> _DATA FOR THE TASK_
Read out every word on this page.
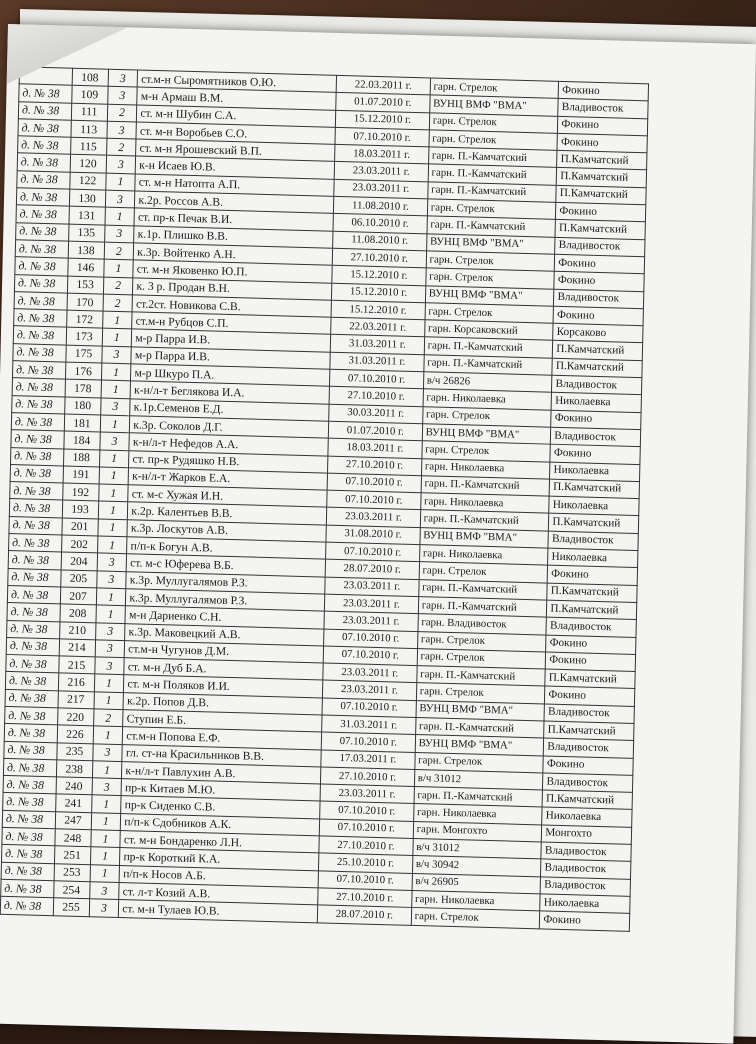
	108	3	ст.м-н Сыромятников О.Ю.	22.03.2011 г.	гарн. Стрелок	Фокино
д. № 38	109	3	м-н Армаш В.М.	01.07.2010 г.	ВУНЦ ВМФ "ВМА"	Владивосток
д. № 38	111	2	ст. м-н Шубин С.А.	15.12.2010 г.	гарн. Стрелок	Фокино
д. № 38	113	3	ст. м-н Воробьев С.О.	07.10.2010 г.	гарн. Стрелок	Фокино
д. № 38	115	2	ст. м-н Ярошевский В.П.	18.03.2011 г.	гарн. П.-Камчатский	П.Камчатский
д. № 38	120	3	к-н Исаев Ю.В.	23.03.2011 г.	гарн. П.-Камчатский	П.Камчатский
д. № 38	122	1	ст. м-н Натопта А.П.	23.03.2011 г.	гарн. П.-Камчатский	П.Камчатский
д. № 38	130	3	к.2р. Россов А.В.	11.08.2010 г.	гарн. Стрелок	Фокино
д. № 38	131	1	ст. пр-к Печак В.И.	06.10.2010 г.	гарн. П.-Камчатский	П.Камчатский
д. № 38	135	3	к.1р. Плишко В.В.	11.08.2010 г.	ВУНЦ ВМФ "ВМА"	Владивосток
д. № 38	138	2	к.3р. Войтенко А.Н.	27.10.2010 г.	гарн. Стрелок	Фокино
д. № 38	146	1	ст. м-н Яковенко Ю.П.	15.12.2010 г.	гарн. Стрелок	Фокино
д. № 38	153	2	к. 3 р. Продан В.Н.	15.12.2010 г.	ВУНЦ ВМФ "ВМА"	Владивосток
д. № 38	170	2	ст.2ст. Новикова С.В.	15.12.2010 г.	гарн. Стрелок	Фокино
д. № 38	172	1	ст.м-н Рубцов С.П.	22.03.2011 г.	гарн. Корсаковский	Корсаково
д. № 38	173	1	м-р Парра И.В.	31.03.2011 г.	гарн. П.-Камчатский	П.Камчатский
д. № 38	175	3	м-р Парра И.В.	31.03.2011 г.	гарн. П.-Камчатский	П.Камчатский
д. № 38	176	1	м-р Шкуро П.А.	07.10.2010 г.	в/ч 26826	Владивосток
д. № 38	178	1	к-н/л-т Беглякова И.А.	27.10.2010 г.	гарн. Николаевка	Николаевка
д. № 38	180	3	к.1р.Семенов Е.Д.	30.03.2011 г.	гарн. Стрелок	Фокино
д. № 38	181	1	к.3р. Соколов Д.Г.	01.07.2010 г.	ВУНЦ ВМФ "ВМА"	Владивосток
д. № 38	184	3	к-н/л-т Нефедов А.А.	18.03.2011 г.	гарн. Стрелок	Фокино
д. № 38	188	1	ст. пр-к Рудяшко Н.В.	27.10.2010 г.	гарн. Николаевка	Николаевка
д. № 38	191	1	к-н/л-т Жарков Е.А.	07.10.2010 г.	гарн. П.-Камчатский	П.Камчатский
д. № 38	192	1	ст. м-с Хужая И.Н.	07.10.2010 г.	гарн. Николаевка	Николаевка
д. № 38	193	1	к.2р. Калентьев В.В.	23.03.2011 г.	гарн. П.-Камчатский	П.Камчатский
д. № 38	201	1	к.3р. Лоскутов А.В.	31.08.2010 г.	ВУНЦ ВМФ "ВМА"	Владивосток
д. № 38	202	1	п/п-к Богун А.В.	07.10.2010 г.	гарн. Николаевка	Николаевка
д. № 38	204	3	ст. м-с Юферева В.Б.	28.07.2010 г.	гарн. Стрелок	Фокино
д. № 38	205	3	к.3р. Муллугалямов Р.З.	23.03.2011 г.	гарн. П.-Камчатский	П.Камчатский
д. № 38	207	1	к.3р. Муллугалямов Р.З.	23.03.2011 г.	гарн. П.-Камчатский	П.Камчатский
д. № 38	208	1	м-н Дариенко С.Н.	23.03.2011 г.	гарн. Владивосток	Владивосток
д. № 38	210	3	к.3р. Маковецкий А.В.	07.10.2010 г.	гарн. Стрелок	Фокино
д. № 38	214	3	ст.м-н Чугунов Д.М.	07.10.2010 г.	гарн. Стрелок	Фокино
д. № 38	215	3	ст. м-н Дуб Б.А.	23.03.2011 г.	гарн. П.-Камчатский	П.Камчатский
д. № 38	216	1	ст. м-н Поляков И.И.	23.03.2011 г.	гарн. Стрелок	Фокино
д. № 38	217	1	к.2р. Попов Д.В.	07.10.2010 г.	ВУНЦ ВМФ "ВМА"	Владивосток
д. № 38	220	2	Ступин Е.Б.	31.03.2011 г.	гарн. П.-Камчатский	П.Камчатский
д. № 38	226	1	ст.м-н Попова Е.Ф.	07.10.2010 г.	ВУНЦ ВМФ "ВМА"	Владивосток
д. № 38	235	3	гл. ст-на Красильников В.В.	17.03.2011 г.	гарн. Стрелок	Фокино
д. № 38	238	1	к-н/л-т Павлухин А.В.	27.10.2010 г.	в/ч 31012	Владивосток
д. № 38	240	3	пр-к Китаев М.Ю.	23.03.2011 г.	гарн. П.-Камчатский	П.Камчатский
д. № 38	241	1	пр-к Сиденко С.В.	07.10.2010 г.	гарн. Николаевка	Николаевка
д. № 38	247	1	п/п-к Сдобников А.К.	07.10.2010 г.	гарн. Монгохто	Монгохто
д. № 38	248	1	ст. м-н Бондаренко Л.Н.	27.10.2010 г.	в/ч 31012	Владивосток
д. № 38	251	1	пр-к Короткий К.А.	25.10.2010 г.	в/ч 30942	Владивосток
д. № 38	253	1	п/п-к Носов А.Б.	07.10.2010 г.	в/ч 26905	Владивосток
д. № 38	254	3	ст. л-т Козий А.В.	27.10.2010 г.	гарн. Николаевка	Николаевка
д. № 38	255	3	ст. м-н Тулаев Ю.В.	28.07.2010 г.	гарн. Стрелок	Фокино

> _WHAT YOU SHOULD DO_
Copy out each line of the listing that holds "Муллугалямов".

> _TASK OUTPUT_
д. № 38	205	3	к.3р. Муллугалямов Р.З.	23.03.2011 г.	гарн. П.-Камчатский	П.Камчатский
д. № 38	207	1	к.3р. Муллугалямов Р.З.	23.03.2011 г.	гарн. П.-Камчатский	П.Камчатский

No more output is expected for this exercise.